→ Aim: Reproduce each line of the material precisely.

------------------------------

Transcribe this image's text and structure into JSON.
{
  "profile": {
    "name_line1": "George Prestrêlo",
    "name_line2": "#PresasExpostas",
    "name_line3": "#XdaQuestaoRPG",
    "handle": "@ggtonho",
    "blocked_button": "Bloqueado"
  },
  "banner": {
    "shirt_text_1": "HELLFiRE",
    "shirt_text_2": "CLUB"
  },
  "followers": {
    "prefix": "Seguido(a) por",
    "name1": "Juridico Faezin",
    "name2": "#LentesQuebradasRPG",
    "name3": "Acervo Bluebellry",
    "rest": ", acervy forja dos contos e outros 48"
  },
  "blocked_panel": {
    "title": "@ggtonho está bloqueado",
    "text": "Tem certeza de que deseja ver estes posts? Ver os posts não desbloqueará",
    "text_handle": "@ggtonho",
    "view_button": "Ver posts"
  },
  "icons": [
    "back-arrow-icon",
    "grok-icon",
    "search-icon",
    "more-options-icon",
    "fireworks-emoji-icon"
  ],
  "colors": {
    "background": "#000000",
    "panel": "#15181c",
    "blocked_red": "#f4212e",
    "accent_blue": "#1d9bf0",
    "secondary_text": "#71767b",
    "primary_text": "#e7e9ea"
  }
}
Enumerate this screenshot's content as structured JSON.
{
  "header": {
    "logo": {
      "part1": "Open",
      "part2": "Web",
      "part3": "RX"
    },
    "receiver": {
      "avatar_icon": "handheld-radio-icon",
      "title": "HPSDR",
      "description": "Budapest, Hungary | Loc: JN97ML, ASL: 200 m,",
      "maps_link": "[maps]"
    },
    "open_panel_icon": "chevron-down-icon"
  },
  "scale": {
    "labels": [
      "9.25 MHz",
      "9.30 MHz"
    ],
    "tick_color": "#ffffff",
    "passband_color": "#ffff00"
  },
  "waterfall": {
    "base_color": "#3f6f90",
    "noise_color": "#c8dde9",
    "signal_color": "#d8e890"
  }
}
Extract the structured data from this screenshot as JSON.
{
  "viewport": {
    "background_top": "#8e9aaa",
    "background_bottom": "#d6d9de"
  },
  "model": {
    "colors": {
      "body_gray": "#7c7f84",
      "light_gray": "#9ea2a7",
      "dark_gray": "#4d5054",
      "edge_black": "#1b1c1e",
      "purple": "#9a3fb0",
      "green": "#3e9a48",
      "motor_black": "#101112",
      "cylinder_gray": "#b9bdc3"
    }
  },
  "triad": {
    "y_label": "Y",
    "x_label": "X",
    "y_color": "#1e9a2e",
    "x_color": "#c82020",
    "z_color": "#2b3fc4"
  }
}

------------------------------

→ Result:
Transcribe this image's text and structure into JSON.
{
  "profile": {
    "name_line1": "George Prestrêlo",
    "name_line2": "#PresasExpostas",
    "name_line3": "#XdaQuestaoRPG",
    "handle": "@ggtonho",
    "blocked_button": "Bloqueado"
  },
  "banner": {
    "shirt_text_1": "HELLFiRE",
    "shirt_text_2": "CLUB"
  },
  "followers": {
    "prefix": "Seguido(a) por",
    "name1": "Juridico Faezin",
    "name2": "#LentesQuebradasRPG",
    "name3": "Acervo Bluebellry",
    "rest": ", acervy forja dos contos e outros 48"
  },
  "blocked_panel": {
    "title": "@ggtonho está bloqueado",
    "text": "Tem certeza de que deseja ver estes posts? Ver os posts não desbloqueará",
    "text_handle": "@ggtonho",
    "view_button": "Ver posts"
  },
  "icons": [
    "back-arrow-icon",
    "grok-icon",
    "search-icon",
    "more-options-icon",
    "fireworks-emoji-icon"
  ],
  "colors": {
    "background": "#000000",
    "panel": "#15181c",
    "blocked_red": "#f4212e",
    "accent_blue": "#1d9bf0",
    "secondary_text": "#71767b",
    "primary_text": "#e7e9ea"
  }
}
Enumerate this screenshot's content as structured JSON.
{
  "header": {
    "logo": {
      "part1": "Open",
      "part2": "Web",
      "part3": "RX"
    },
    "receiver": {
      "avatar_icon": "handheld-radio-icon",
      "title": "HPSDR",
      "description": "Budapest, Hungary | Loc: JN97ML, ASL: 200 m,",
      "maps_link": "[maps]"
    },
    "open_panel_icon": "chevron-down-icon"
  },
  "scale": {
    "labels": [
      "9.25 MHz",
      "9.30 MHz"
    ],
    "tick_color": "#ffffff",
    "passband_color": "#ffff00"
  },
  "waterfall": {
    "base_color": "#3f6f90",
    "noise_color": "#c8dde9",
    "signal_color": "#d8e890"
  }
}
Extract the structured data from this screenshot as JSON.
{
  "viewport": {
    "background_top": "#8e9aaa",
    "background_bottom": "#d6d9de"
  },
  "model": {
    "colors": {
      "body_gray": "#7c7f84",
      "light_gray": "#9ea2a7",
      "dark_gray": "#4d5054",
      "edge_black": "#1b1c1e",
      "purple": "#9a3fb0",
      "green": "#3e9a48",
      "motor_black": "#101112",
      "cylinder_gray": "#b9bdc3"
    }
  },
  "triad": {
    "y_label": "Y",
    "x_label": "X",
    "y_color": "#1e9a2e",
    "x_color": "#c82020",
    "z_color": "#2b3fc4"
  }
}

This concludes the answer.